● **Problem requirements**: Scan the following material for the string "help" and copy each line in which it appears.

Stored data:
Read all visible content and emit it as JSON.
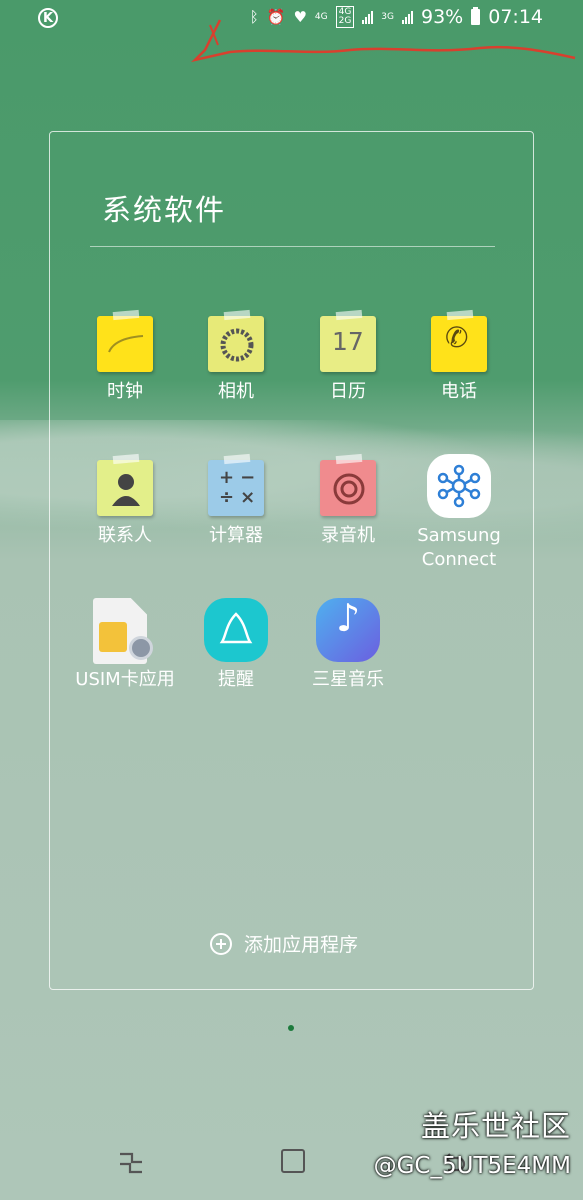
{
  "status_bar": {
    "network_1": "4G",
    "network_2_top": "4G",
    "network_2_bottom": "2G",
    "network_3": "3G",
    "battery": "93%",
    "time": "07:14",
    "icons": [
      "k-app-icon",
      "bluetooth-icon",
      "alarm-icon",
      "health-icon",
      "signal-icon",
      "battery-icon"
    ]
  },
  "folder": {
    "title": "系统软件",
    "add_apps_label": "添加应用程序",
    "apps": [
      {
        "label": "时钟",
        "icon": "clock-icon",
        "color": "#ffe21a"
      },
      {
        "label": "相机",
        "icon": "camera-icon",
        "color": "#e7ea78"
      },
      {
        "label": "日历",
        "icon": "calendar-icon",
        "color": "#e8ed85",
        "badge": "17"
      },
      {
        "label": "电话",
        "icon": "phone-icon",
        "color": "#ffe21a"
      },
      {
        "label": "联系人",
        "icon": "contacts-icon",
        "color": "#e3ef8a"
      },
      {
        "label": "计算器",
        "icon": "calculator-icon",
        "color": "#9ccbe8"
      },
      {
        "label": "录音机",
        "icon": "recorder-icon",
        "color": "#f08b8e"
      },
      {
        "label": "Samsung Connect",
        "icon": "samsung-connect-icon",
        "color": "#ffffff"
      },
      {
        "label": "USIM卡应用",
        "icon": "sim-card-icon",
        "color": "#f2f2f2"
      },
      {
        "label": "提醒",
        "icon": "reminder-icon",
        "color": "#1cc7cf"
      },
      {
        "label": "三星音乐",
        "icon": "music-icon",
        "color": "#5b7fe8"
      }
    ]
  },
  "navigation": {
    "recent_icon": "recent-apps-icon",
    "home_icon": "home-icon",
    "back_icon": "back-icon"
  },
  "watermark": {
    "title": "盖乐世社区",
    "user": "@GC_5UT5E4MM"
  }
}
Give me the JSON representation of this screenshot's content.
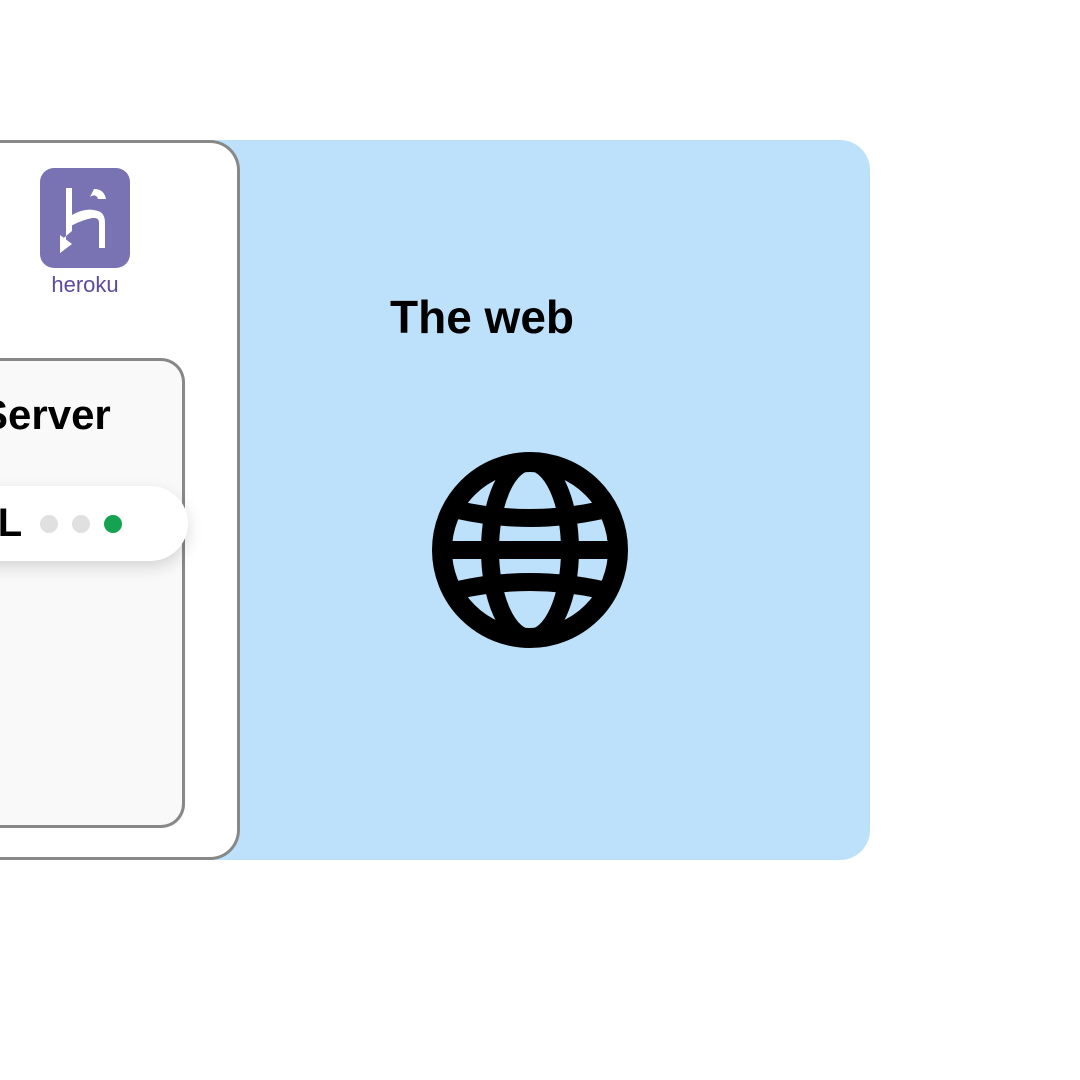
{
  "web": {
    "title": "The web"
  },
  "server": {
    "provider": "heroku",
    "label": "Server",
    "url_label": "URL"
  },
  "colors": {
    "web_background": "#bde1fa",
    "heroku_purple": "#7a73b3",
    "heroku_text": "#5c4b9e",
    "active_dot": "#15a351",
    "inactive_dot": "#e0e0e0"
  }
}
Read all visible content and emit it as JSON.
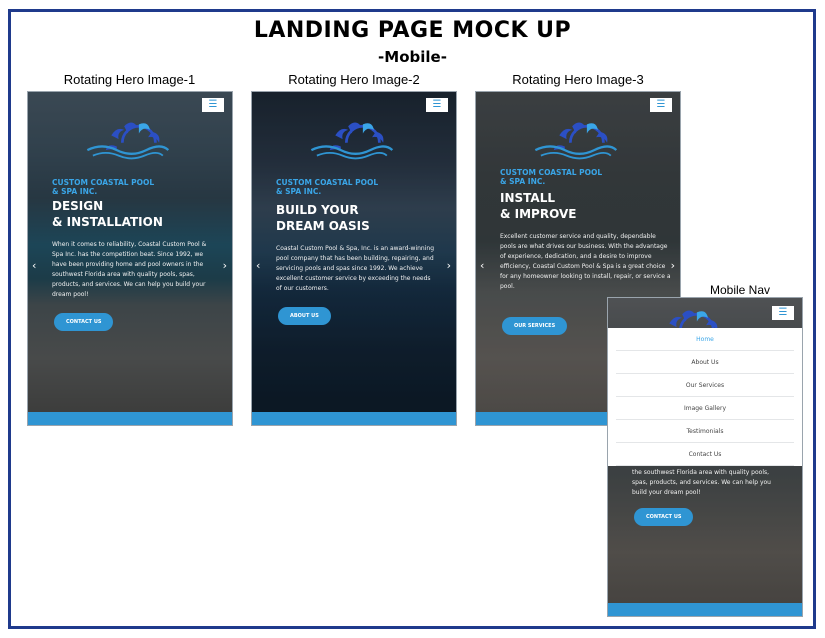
{
  "header": {
    "title": "LANDING PAGE MOCK UP",
    "subtitle": "-Mobile-"
  },
  "screens": [
    {
      "caption": "Rotating Hero Image-1",
      "brand": "CUSTOM COASTAL POOL\n& SPA INC.",
      "headline_line1": "DESIGN",
      "headline_line2": "& INSTALLATION",
      "body": "When it comes to reliability, Coastal Custom Pool & Spa Inc. has the competition beat. Since 1992, we have been providing home and pool owners in the southwest Florida area with quality pools, spas, products, and services. We can help you build your dream pool!",
      "cta": "CONTACT US"
    },
    {
      "caption": "Rotating Hero Image-2",
      "brand": "CUSTOM COASTAL POOL\n& SPA INC.",
      "headline_line1": "BUILD YOUR",
      "headline_line2": "DREAM OASIS",
      "body": "Coastal Custom Pool & Spa, Inc. is an award-winning pool company that has been building, repairing, and servicing pools and spas since 1992. We achieve excellent customer service by exceeding the needs of our customers.",
      "cta": "ABOUT US"
    },
    {
      "caption": "Rotating Hero Image-3",
      "brand": "CUSTOM COASTAL POOL\n& SPA INC.",
      "headline_line1": "INSTALL",
      "headline_line2": "& IMPROVE",
      "body": "Excellent customer service and quality, dependable pools are what drives our business. With the advantage of experience, dedication, and a desire to improve efficiency, Coastal Custom Pool & Spa is a great choice for any homeowner looking to install, repair, or service a pool.",
      "cta": "OUR SERVICES"
    }
  ],
  "mobile_nav": {
    "caption": "Mobile Nav",
    "items": [
      "Home",
      "About Us",
      "Our Services",
      "Image Gallery",
      "Testimonials",
      "Contact Us"
    ],
    "active_index": 0,
    "body_tail": "the southwest Florida area with quality pools, spas, products, and services. We can help you build your dream pool!",
    "cta": "CONTACT US"
  },
  "icons": {
    "menu": "hamburger-icon",
    "prev": "chevron-left-icon",
    "next": "chevron-right-icon",
    "logo": "sun-wave-logo"
  },
  "colors": {
    "accent": "#2f95d3",
    "brand_text": "#3aa6e8",
    "frame": "#1f3a8c"
  }
}
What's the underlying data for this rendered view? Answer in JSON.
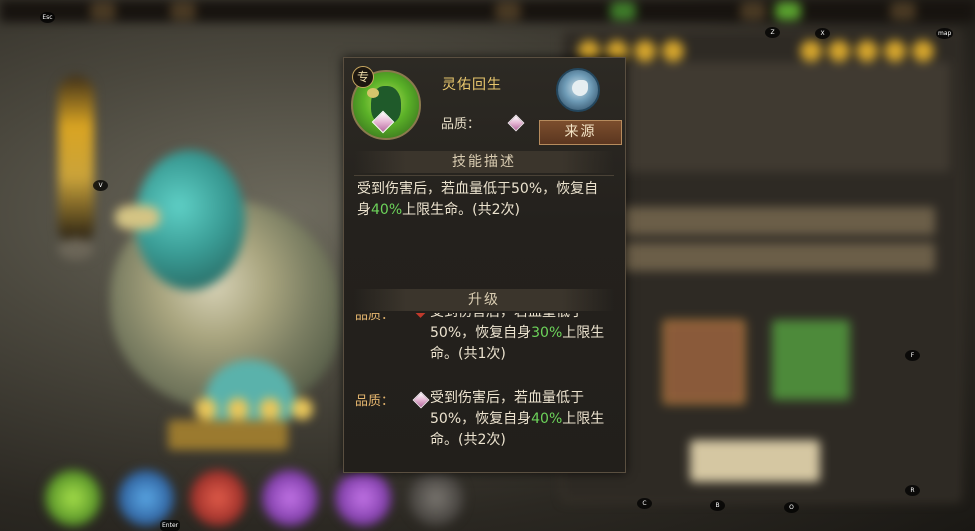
{
  "hotkeys": {
    "esc": "Esc",
    "v": "V",
    "z": "Z",
    "x": "X",
    "map": "map",
    "f": "F",
    "c": "C",
    "b": "B",
    "o": "O",
    "r": "R",
    "enter": "Enter"
  },
  "tooltip": {
    "skill_name": "灵佑回生",
    "badge": "专",
    "quality_label": "品质：",
    "source_button": "来源",
    "section_desc": "技能描述",
    "desc": {
      "part1": "受到伤害后，若血量低于50%，恢复自身",
      "percent": "40%",
      "part2": "上限生命。(共2次)"
    },
    "section_upgrade": "升级",
    "upgrades": [
      {
        "label": "品质：",
        "part1": "受到伤害后，若血量低于50%，恢复自身",
        "percent": "30%",
        "part2": "上限生命。(共1次)"
      },
      {
        "label": "品质：",
        "part1": "受到伤害后，若血量低于50%，恢复自身",
        "percent": "40%",
        "part2": "上限生命。(共2次)"
      }
    ]
  },
  "colors": {
    "accent_gold": "#e8c66d",
    "highlight_green": "#6cd35a",
    "source_button": "#7c4e2d"
  }
}
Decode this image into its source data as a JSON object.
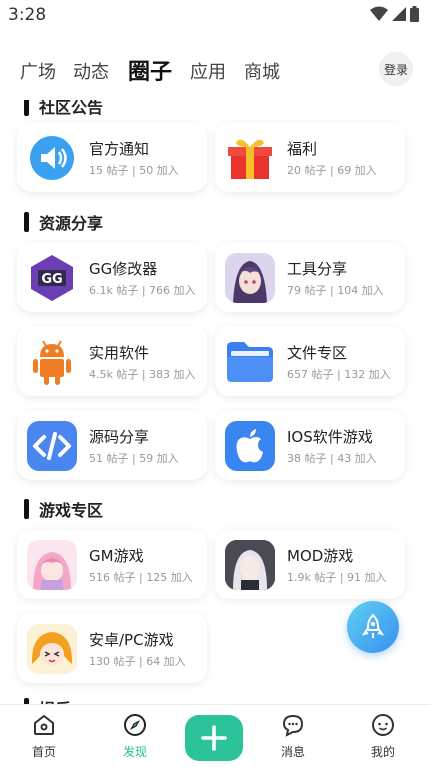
{
  "status_bar": {
    "time": "3:28"
  },
  "top_tabs": [
    {
      "label": "广场"
    },
    {
      "label": "动态"
    },
    {
      "label": "圈子"
    },
    {
      "label": "应用"
    },
    {
      "label": "商城"
    }
  ],
  "login_label": "登录",
  "sections": {
    "top_partial": "社区公告",
    "resources": "资源分享",
    "games": "游戏专区",
    "bottom_partial": "娱乐"
  },
  "cards": {
    "official": {
      "name": "官方通知",
      "meta": "15 帖子 | 50 加入"
    },
    "welfare": {
      "name": "福利",
      "meta": "20 帖子 | 69 加入"
    },
    "gg": {
      "name": "GG修改器",
      "meta": "6.1k 帖子 | 766 加入"
    },
    "tools": {
      "name": "工具分享",
      "meta": "79 帖子 | 104 加入"
    },
    "software": {
      "name": "实用软件",
      "meta": "4.5k 帖子 | 383 加入"
    },
    "files": {
      "name": "文件专区",
      "meta": "657 帖子 | 132 加入"
    },
    "source": {
      "name": "源码分享",
      "meta": "51 帖子 | 59 加入"
    },
    "ios": {
      "name": "IOS软件游戏",
      "meta": "38 帖子 | 43 加入"
    },
    "gm": {
      "name": "GM游戏",
      "meta": "516 帖子 | 125 加入"
    },
    "mod": {
      "name": "MOD游戏",
      "meta": "1.9k 帖子 | 91 加入"
    },
    "pc": {
      "name": "安卓/PC游戏",
      "meta": "130 帖子 | 64 加入"
    }
  },
  "bottom_nav": [
    {
      "label": "首页"
    },
    {
      "label": "发现"
    },
    {
      "label": "消息"
    },
    {
      "label": "我的"
    }
  ],
  "colors": {
    "accent": "#2cc39b",
    "fab": "#3a8ff0"
  }
}
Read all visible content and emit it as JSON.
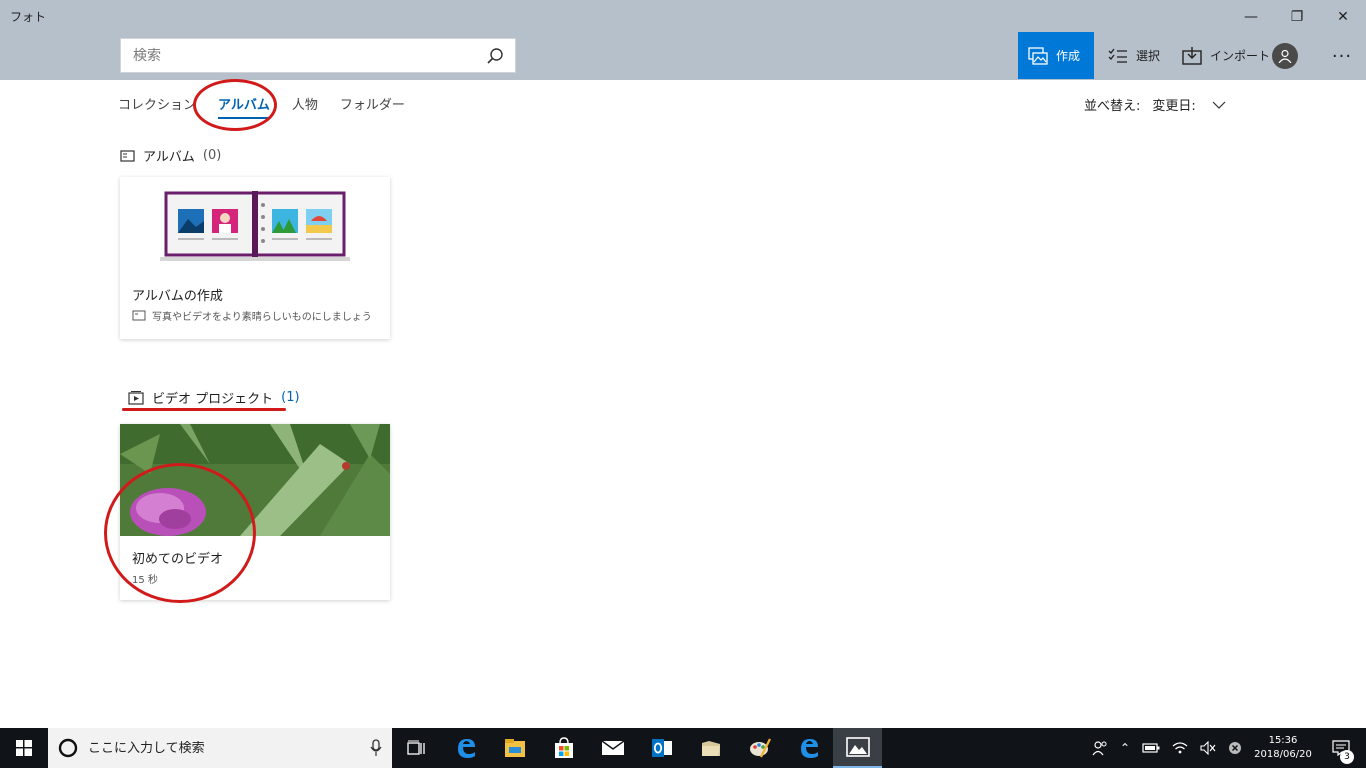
{
  "window": {
    "title": "フォト",
    "minimize_glyph": "—",
    "restore_glyph": "❐",
    "close_glyph": "✕"
  },
  "search": {
    "placeholder": "検索"
  },
  "commands": {
    "create": "作成",
    "select": "選択",
    "import": "インポート",
    "more": "···"
  },
  "tabs": [
    "コレクション",
    "アルバム",
    "人物",
    "フォルダー"
  ],
  "active_tab": "アルバム",
  "sort": {
    "label": "並べ替え:",
    "value": "変更日:"
  },
  "albums_section": {
    "title": "アルバム",
    "count": "(0)",
    "card": {
      "title": "アルバムの作成",
      "subtitle": "写真やビデオをより素晴らしいものにしましょう"
    }
  },
  "video_section": {
    "title": "ビデオ プロジェクト",
    "count": "(1)",
    "card": {
      "title": "初めてのビデオ",
      "duration": "15 秒"
    }
  },
  "taskbar": {
    "search_placeholder": "ここに入力して検索",
    "time": "15:36",
    "date": "2018/06/20",
    "notifications": "3"
  },
  "colors": {
    "header_bg": "#b6c0cb",
    "accent": "#0078d7",
    "active_tab": "#0063b1",
    "annotation": "#d11a1a",
    "taskbar": "#101418"
  },
  "icons": [
    "search-icon",
    "create-icon",
    "select-icon",
    "import-icon",
    "account-icon",
    "album-section-icon",
    "video-project-icon",
    "windows-start-icon",
    "cortana-icon",
    "microphone-icon",
    "task-view-icon",
    "edge-icon",
    "file-explorer-icon",
    "store-icon",
    "mail-icon",
    "outlook-icon",
    "folder-icon",
    "paint-icon",
    "photos-icon"
  ]
}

● **Output of the exercise**:
      "body": "When it comes to reliability, Coastal Custom Pool & Spa Inc. has the competition beat. Since 1992, we have been providing home and pool owners in the southwest Florida area with quality pools, spas, products, and services. We can help you build your dream pool!",
    "body_tail": "the southwest Florida area with quality pools, spas, products, and services. We can help you build your dream pool!",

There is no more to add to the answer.